# JOB:
Only lines with the word "Caduca" are needed; collect each of them from the listing below.

Stored data:
§ §
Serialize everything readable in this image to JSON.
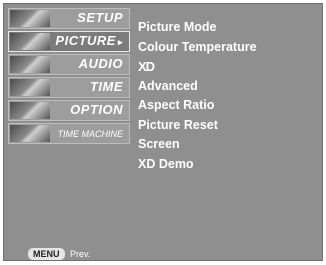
{
  "menu": {
    "items": [
      {
        "label": "SETUP",
        "icon": "setup-thumbnail-icon"
      },
      {
        "label": "PICTURE",
        "arrow": "▸",
        "icon": "picture-thumbnail-icon",
        "selected": true
      },
      {
        "label": "AUDIO",
        "icon": "audio-thumbnail-icon"
      },
      {
        "label": "TIME",
        "icon": "time-thumbnail-icon"
      },
      {
        "label": "OPTION",
        "icon": "option-thumbnail-icon"
      },
      {
        "label": "TIME MACHINE",
        "icon": "time-machine-thumbnail-icon"
      }
    ]
  },
  "footer": {
    "menu_key": "MENU",
    "prev": "Prev."
  },
  "submenu": {
    "items": [
      "Picture Mode",
      "Colour Temperature",
      "XD",
      "Advanced",
      "Aspect Ratio",
      "Picture Reset",
      "Screen",
      "XD Demo"
    ]
  }
}
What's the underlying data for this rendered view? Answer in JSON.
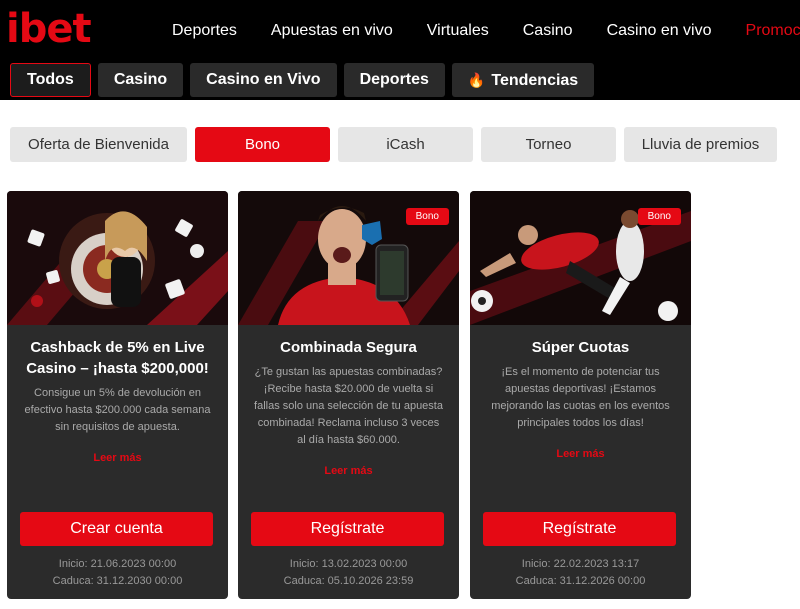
{
  "brand": {
    "logo": "ibet",
    "accent": "#e50914"
  },
  "main_nav": [
    {
      "label": "Deportes"
    },
    {
      "label": "Apuestas en vivo"
    },
    {
      "label": "Virtuales"
    },
    {
      "label": "Casino"
    },
    {
      "label": "Casino en vivo"
    },
    {
      "label": "Promociones",
      "active": true
    }
  ],
  "sub_nav": [
    {
      "label": "Todos",
      "active": true
    },
    {
      "label": "Casino"
    },
    {
      "label": "Casino en Vivo"
    },
    {
      "label": "Deportes"
    },
    {
      "label": "Tendencias",
      "icon": "flame-icon"
    }
  ],
  "filters": [
    {
      "label": "Oferta de Bienvenida"
    },
    {
      "label": "Bono",
      "active": true
    },
    {
      "label": "iCash"
    },
    {
      "label": "Torneo"
    },
    {
      "label": "Lluvia de premios"
    }
  ],
  "promos": [
    {
      "title": "Cashback de 5% en Live Casino – ¡hasta $200,000!",
      "description": "Consigue un 5% de devolución en efectivo hasta $200.000 cada semana sin requisitos de apuesta.",
      "read_more": "Leer más",
      "cta": "Crear cuenta",
      "start": "Inicio: 21.06.2023 00:00",
      "end": "Caduca: 31.12.2030 00:00"
    },
    {
      "badge": "Bono",
      "title": "Combinada Segura",
      "description": "¿Te gustan las apuestas combinadas? ¡Recibe hasta $20.000 de vuelta si fallas solo una selección de tu apuesta combinada! Reclama incluso 3 veces al día hasta $60.000.",
      "read_more": "Leer más",
      "cta": "Regístrate",
      "start": "Inicio: 13.02.2023 00:00",
      "end": "Caduca: 05.10.2026 23:59"
    },
    {
      "badge": "Bono",
      "title": "Súper Cuotas",
      "description": "¡Es el momento de potenciar tus apuestas deportivas! ¡Estamos mejorando las cuotas en los eventos principales todos los días!",
      "read_more": "Leer más",
      "cta": "Regístrate",
      "start": "Inicio: 22.02.2023 13:17",
      "end": "Caduca: 31.12.2026 00:00"
    }
  ]
}
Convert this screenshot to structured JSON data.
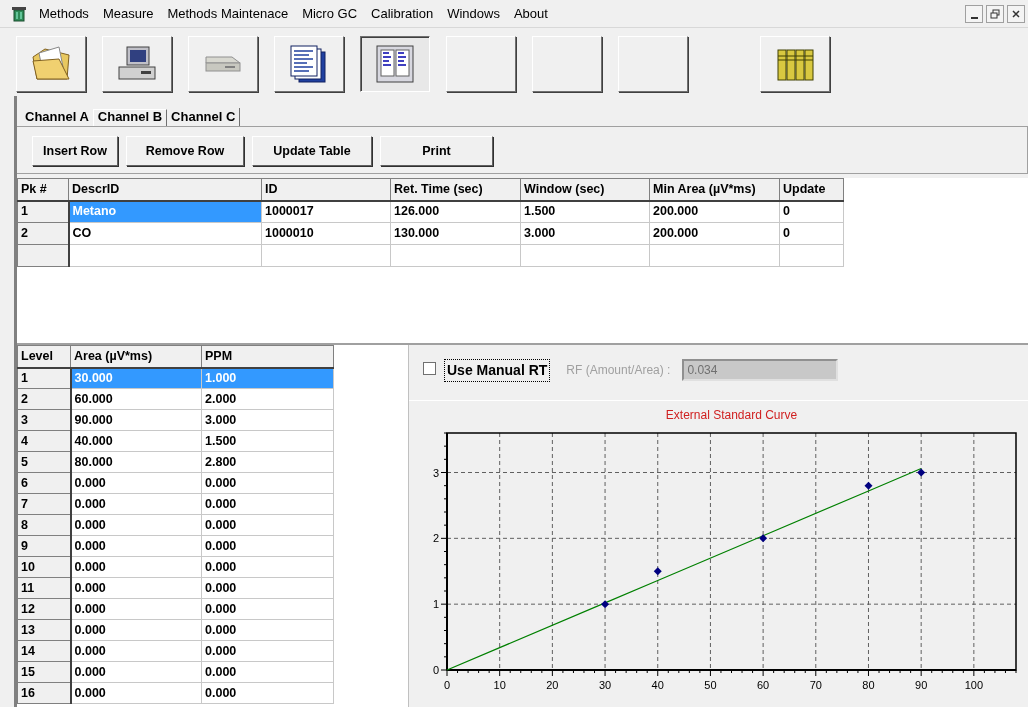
{
  "menu": [
    "Methods",
    "Measure",
    "Methods Maintenace",
    "Micro GC",
    "Calibration",
    "Windows",
    "About"
  ],
  "toolbar": [
    {
      "kind": "folder",
      "pressed": false
    },
    {
      "kind": "computer",
      "pressed": false
    },
    {
      "kind": "device",
      "pressed": false
    },
    {
      "kind": "documents",
      "pressed": false
    },
    {
      "kind": "table",
      "pressed": true
    },
    {
      "kind": "blank",
      "pressed": false
    },
    {
      "kind": "blank",
      "pressed": false
    },
    {
      "kind": "blank",
      "pressed": false
    },
    {
      "kind": "books",
      "pressed": false
    }
  ],
  "tabs": [
    {
      "label": "Channel A",
      "selected": false
    },
    {
      "label": "Channel B",
      "selected": true
    },
    {
      "label": "Channel C",
      "selected": false
    }
  ],
  "buttons": [
    "Insert Row",
    "Remove Row",
    "Update Table",
    "Print"
  ],
  "peak_table": {
    "columns": [
      "Pk #",
      "DescrID",
      "ID",
      "Ret. Time (sec)",
      "Window (sec)",
      "Min Area (µV*ms)",
      "Update"
    ],
    "rows": [
      {
        "selected": true,
        "cells": [
          "1",
          "Metano",
          "1000017",
          "126.000",
          "1.500",
          "200.000",
          "0"
        ]
      },
      {
        "selected": false,
        "cells": [
          "2",
          "CO",
          "1000010",
          "130.000",
          "3.000",
          "200.000",
          "0"
        ]
      }
    ]
  },
  "level_table": {
    "columns": [
      "Level",
      "Area (µV*ms)",
      "PPM"
    ],
    "rows": [
      {
        "selected": true,
        "cells": [
          "1",
          "30.000",
          "1.000"
        ]
      },
      {
        "selected": false,
        "cells": [
          "2",
          "60.000",
          "2.000"
        ]
      },
      {
        "selected": false,
        "cells": [
          "3",
          "90.000",
          "3.000"
        ]
      },
      {
        "selected": false,
        "cells": [
          "4",
          "40.000",
          "1.500"
        ]
      },
      {
        "selected": false,
        "cells": [
          "5",
          "80.000",
          "2.800"
        ]
      },
      {
        "selected": false,
        "cells": [
          "6",
          "0.000",
          "0.000"
        ]
      },
      {
        "selected": false,
        "cells": [
          "7",
          "0.000",
          "0.000"
        ]
      },
      {
        "selected": false,
        "cells": [
          "8",
          "0.000",
          "0.000"
        ]
      },
      {
        "selected": false,
        "cells": [
          "9",
          "0.000",
          "0.000"
        ]
      },
      {
        "selected": false,
        "cells": [
          "10",
          "0.000",
          "0.000"
        ]
      },
      {
        "selected": false,
        "cells": [
          "11",
          "0.000",
          "0.000"
        ]
      },
      {
        "selected": false,
        "cells": [
          "12",
          "0.000",
          "0.000"
        ]
      },
      {
        "selected": false,
        "cells": [
          "13",
          "0.000",
          "0.000"
        ]
      },
      {
        "selected": false,
        "cells": [
          "14",
          "0.000",
          "0.000"
        ]
      },
      {
        "selected": false,
        "cells": [
          "15",
          "0.000",
          "0.000"
        ]
      },
      {
        "selected": false,
        "cells": [
          "16",
          "0.000",
          "0.000"
        ]
      }
    ]
  },
  "manual_rt": {
    "label": "Use Manual RT",
    "checked": false
  },
  "rf_field": {
    "label": "RF (Amount/Area) :",
    "value": "0.034",
    "disabled": true
  },
  "chart": {
    "chart_data": {
      "type": "scatter",
      "title": "External Standard Curve",
      "x": [
        0,
        30,
        40,
        60,
        80,
        90
      ],
      "series": [
        {
          "color": "#000080",
          "values": [
            null,
            1,
            1.5,
            2,
            2.8,
            3
          ]
        },
        {
          "type": "line",
          "color": "#008000",
          "values": [
            0,
            1.02,
            1.36,
            2.04,
            2.72,
            3.06
          ]
        }
      ],
      "grid": true,
      "xlim": [
        0,
        108
      ],
      "ylim": [
        0,
        3.6
      ],
      "xticks": [
        0,
        10,
        20,
        30,
        40,
        50,
        60,
        70,
        80,
        90,
        100
      ],
      "yticks": [
        0,
        1,
        2,
        3
      ]
    }
  }
}
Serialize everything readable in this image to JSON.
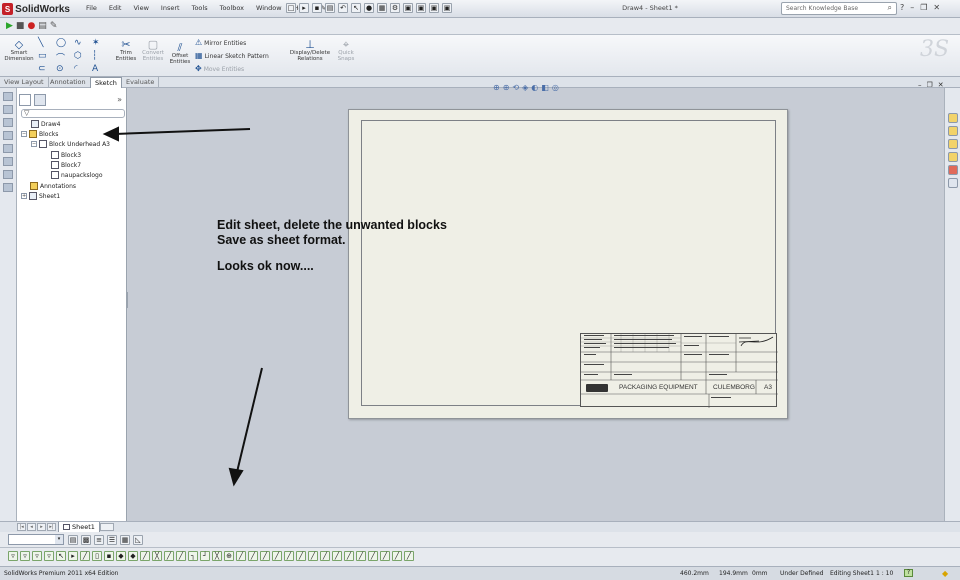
{
  "app": {
    "name": "SolidWorks",
    "document_title": "Draw4 - Sheet1 *"
  },
  "menu": [
    "File",
    "Edit",
    "View",
    "Insert",
    "Tools",
    "Toolbox",
    "Window",
    "Help"
  ],
  "search": {
    "placeholder": "Search Knowledge Base"
  },
  "command_manager": {
    "smart_dimension": "Smart\nDimension",
    "trim": "Trim\nEntities",
    "convert": "Convert\nEntities",
    "offset": "Offset\nEntities",
    "mirror": "Mirror Entities",
    "linear_pattern": "Linear Sketch Pattern",
    "move": "Move Entities",
    "display_delete": "Display/Delete\nRelations",
    "quick_snaps": "Quick\nSnaps"
  },
  "tabs": [
    {
      "label": "View Layout",
      "active": false
    },
    {
      "label": "Annotation",
      "active": false
    },
    {
      "label": "Sketch",
      "active": true
    },
    {
      "label": "Evaluate",
      "active": false
    }
  ],
  "tree": {
    "root": "Draw4",
    "blocks": "Blocks",
    "block_folder": "Block Underhead A3",
    "block_a": "Block3",
    "block_b": "Block7",
    "block_c": "naupackslogo",
    "annotations": "Annotations",
    "sheet": "Sheet1"
  },
  "note": {
    "line1": "Edit sheet, delete the unwanted blocks",
    "line2": "Save as sheet format.",
    "line3": "Looks ok now...."
  },
  "title_block": {
    "company": "PACKAGING EQUIPMENT",
    "city": "CULEMBORG",
    "size": "A3"
  },
  "sheet_tab": {
    "label": "Sheet1"
  },
  "status": {
    "edition": "SolidWorks Premium 2011 x64 Edition",
    "x": "460.2mm",
    "y": "194.9mm",
    "z": "0mm",
    "state": "Under Defined",
    "editing": "Editing Sheet1",
    "scale": "1 : 10",
    "help": "?"
  },
  "colors": {
    "app_red": "#c42028",
    "graphics_bg": "#c7ccd5",
    "sheet_bg": "#efefe6",
    "accent_blue": "#1d4f91"
  }
}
§ §
# RIGHT ANSWER:
      "end": "Caduca: 31.12.2030 00:00"
      "end": "Caduca: 05.10.2026 23:59"
      "end": "Caduca: 31.12.2026 00:00"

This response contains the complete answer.